Entries taken from a collection:
■ ■ ■ ■ ■ ■ ■
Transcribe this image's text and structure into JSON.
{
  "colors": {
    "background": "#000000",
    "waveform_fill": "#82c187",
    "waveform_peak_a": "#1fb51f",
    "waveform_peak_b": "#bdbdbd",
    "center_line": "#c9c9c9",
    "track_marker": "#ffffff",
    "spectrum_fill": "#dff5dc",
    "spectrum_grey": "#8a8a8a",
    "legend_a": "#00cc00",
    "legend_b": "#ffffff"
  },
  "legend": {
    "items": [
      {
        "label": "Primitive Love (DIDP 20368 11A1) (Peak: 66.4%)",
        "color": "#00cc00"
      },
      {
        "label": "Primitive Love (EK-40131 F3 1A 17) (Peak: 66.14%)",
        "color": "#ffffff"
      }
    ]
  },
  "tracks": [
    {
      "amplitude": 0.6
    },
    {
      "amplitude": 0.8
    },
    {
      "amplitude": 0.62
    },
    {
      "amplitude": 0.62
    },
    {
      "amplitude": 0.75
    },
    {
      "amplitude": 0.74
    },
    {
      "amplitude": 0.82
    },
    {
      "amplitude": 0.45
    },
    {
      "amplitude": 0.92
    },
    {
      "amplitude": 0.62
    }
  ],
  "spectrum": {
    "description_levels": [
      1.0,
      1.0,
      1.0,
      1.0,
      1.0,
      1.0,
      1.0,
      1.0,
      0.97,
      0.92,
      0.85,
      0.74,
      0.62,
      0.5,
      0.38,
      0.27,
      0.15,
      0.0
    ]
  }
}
■ ■ ■ ■ ■ ■ ■
• EXERCISE DIRECTIONS: Go through the material line by line. Show each line that contains the string "amplitude".

• RESULT OF THE EXERCISE:
      "amplitude": 0.6
      "amplitude": 0.8
      "amplitude": 0.62
      "amplitude": 0.62
      "amplitude": 0.75
      "amplitude": 0.74
      "amplitude": 0.82
      "amplitude": 0.45
      "amplitude": 0.92
      "amplitude": 0.62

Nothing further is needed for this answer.